→ Exercise aim
Reproduce all the lines below exactly and omit the images.

▼

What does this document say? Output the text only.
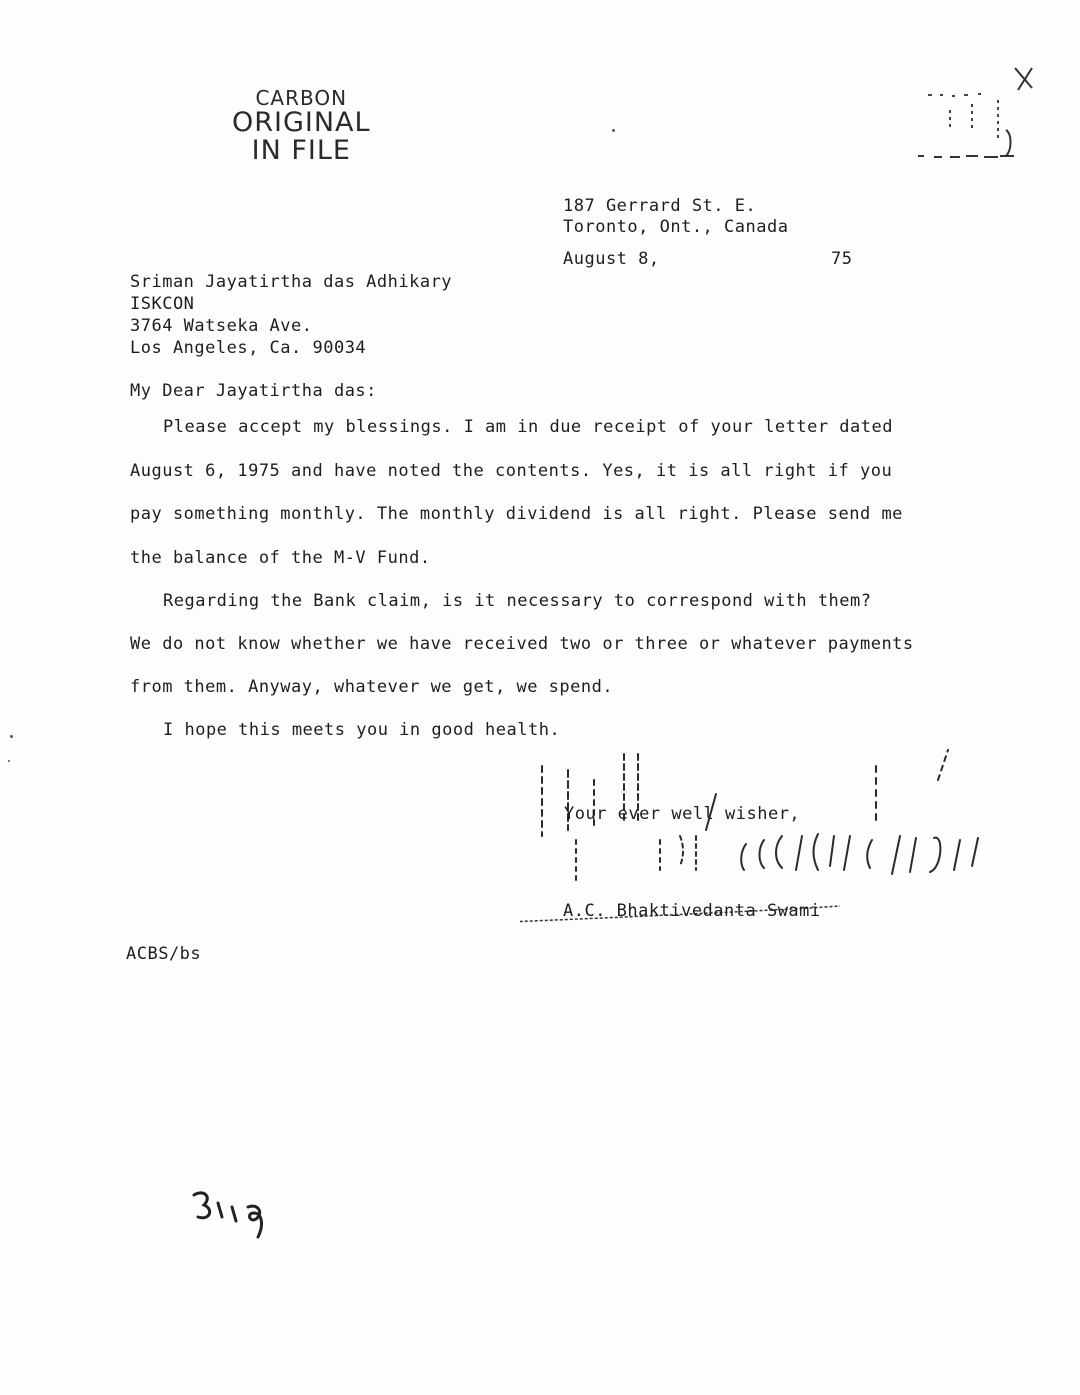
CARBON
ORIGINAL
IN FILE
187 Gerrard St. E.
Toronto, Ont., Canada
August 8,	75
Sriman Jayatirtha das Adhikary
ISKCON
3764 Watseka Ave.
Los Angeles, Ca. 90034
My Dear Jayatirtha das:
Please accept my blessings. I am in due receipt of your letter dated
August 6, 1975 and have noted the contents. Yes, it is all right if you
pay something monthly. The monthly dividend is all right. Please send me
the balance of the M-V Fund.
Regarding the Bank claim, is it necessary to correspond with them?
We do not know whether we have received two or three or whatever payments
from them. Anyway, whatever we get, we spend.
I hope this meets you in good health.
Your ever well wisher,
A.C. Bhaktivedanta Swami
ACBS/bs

▲

→ Solved exercise
What does this document say? Output the text only.
CARBON
ORIGINAL
IN FILE
187 Gerrard St. E.
Toronto, Ont., Canada
August 8,	75
Sriman Jayatirtha das Adhikary
ISKCON
3764 Watseka Ave.
Los Angeles, Ca. 90034
My Dear Jayatirtha das:
Please accept my blessings. I am in due receipt of your letter dated
August 6, 1975 and have noted the contents. Yes, it is all right if you
pay something monthly. The monthly dividend is all right. Please send me
the balance of the M-V Fund.
Regarding the Bank claim, is it necessary to correspond with them?
We do not know whether we have received two or three or whatever payments
from them. Anyway, whatever we get, we spend.
I hope this meets you in good health.
Your ever well wisher,
A.C. Bhaktivedanta Swami
ACBS/bs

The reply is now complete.